-- begin --

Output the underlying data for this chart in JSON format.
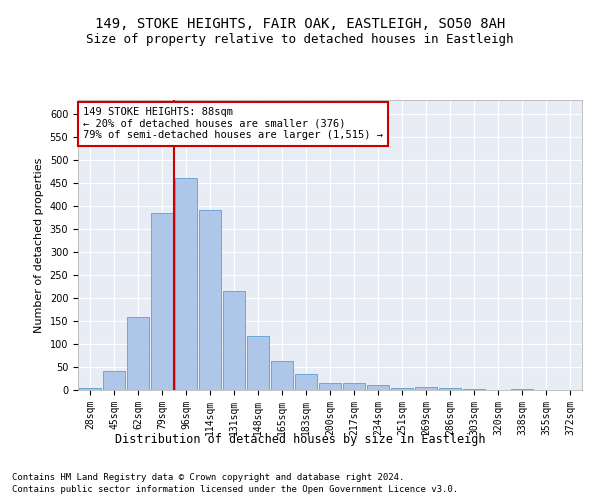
{
  "title1": "149, STOKE HEIGHTS, FAIR OAK, EASTLEIGH, SO50 8AH",
  "title2": "Size of property relative to detached houses in Eastleigh",
  "xlabel": "Distribution of detached houses by size in Eastleigh",
  "ylabel": "Number of detached properties",
  "footer1": "Contains HM Land Registry data © Crown copyright and database right 2024.",
  "footer2": "Contains public sector information licensed under the Open Government Licence v3.0.",
  "categories": [
    "28sqm",
    "45sqm",
    "62sqm",
    "79sqm",
    "96sqm",
    "114sqm",
    "131sqm",
    "148sqm",
    "165sqm",
    "183sqm",
    "200sqm",
    "217sqm",
    "234sqm",
    "251sqm",
    "269sqm",
    "286sqm",
    "303sqm",
    "320sqm",
    "338sqm",
    "355sqm",
    "372sqm"
  ],
  "values": [
    5,
    42,
    158,
    385,
    460,
    390,
    215,
    118,
    63,
    35,
    15,
    15,
    10,
    5,
    7,
    4,
    2,
    1,
    2,
    1,
    1
  ],
  "bar_color": "#aec6e8",
  "bar_edge_color": "#5a9fd4",
  "vline_index": 3.5,
  "vline_color": "#cc0000",
  "annotation_text": "149 STOKE HEIGHTS: 88sqm\n← 20% of detached houses are smaller (376)\n79% of semi-detached houses are larger (1,515) →",
  "annotation_box_color": "#ffffff",
  "annotation_box_edge_color": "#cc0000",
  "ylim": [
    0,
    630
  ],
  "yticks": [
    0,
    50,
    100,
    150,
    200,
    250,
    300,
    350,
    400,
    450,
    500,
    550,
    600
  ],
  "background_color": "#e8edf5",
  "grid_color": "#ffffff",
  "fig_background": "#ffffff",
  "title1_fontsize": 10,
  "title2_fontsize": 9,
  "tick_fontsize": 7,
  "xlabel_fontsize": 8.5,
  "ylabel_fontsize": 8,
  "footer_fontsize": 6.5,
  "annotation_fontsize": 7.5
}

-- end --

Requirements –
Reproduce every entry exactly, but omit each picture.

Result of this exercise –
Output the underlying data for this chart in JSON format.
{
  "title1": "149, STOKE HEIGHTS, FAIR OAK, EASTLEIGH, SO50 8AH",
  "title2": "Size of property relative to detached houses in Eastleigh",
  "xlabel": "Distribution of detached houses by size in Eastleigh",
  "ylabel": "Number of detached properties",
  "footer1": "Contains HM Land Registry data © Crown copyright and database right 2024.",
  "footer2": "Contains public sector information licensed under the Open Government Licence v3.0.",
  "categories": [
    "28sqm",
    "45sqm",
    "62sqm",
    "79sqm",
    "96sqm",
    "114sqm",
    "131sqm",
    "148sqm",
    "165sqm",
    "183sqm",
    "200sqm",
    "217sqm",
    "234sqm",
    "251sqm",
    "269sqm",
    "286sqm",
    "303sqm",
    "320sqm",
    "338sqm",
    "355sqm",
    "372sqm"
  ],
  "values": [
    5,
    42,
    158,
    385,
    460,
    390,
    215,
    118,
    63,
    35,
    15,
    15,
    10,
    5,
    7,
    4,
    2,
    1,
    2,
    1,
    1
  ],
  "bar_color": "#aec6e8",
  "bar_edge_color": "#5a9fd4",
  "vline_index": 3.5,
  "vline_color": "#cc0000",
  "annotation_text": "149 STOKE HEIGHTS: 88sqm\n← 20% of detached houses are smaller (376)\n79% of semi-detached houses are larger (1,515) →",
  "annotation_box_color": "#ffffff",
  "annotation_box_edge_color": "#cc0000",
  "ylim": [
    0,
    630
  ],
  "yticks": [
    0,
    50,
    100,
    150,
    200,
    250,
    300,
    350,
    400,
    450,
    500,
    550,
    600
  ],
  "background_color": "#e8edf5",
  "grid_color": "#ffffff",
  "fig_background": "#ffffff",
  "title1_fontsize": 10,
  "title2_fontsize": 9,
  "tick_fontsize": 7,
  "xlabel_fontsize": 8.5,
  "ylabel_fontsize": 8,
  "footer_fontsize": 6.5,
  "annotation_fontsize": 7.5
}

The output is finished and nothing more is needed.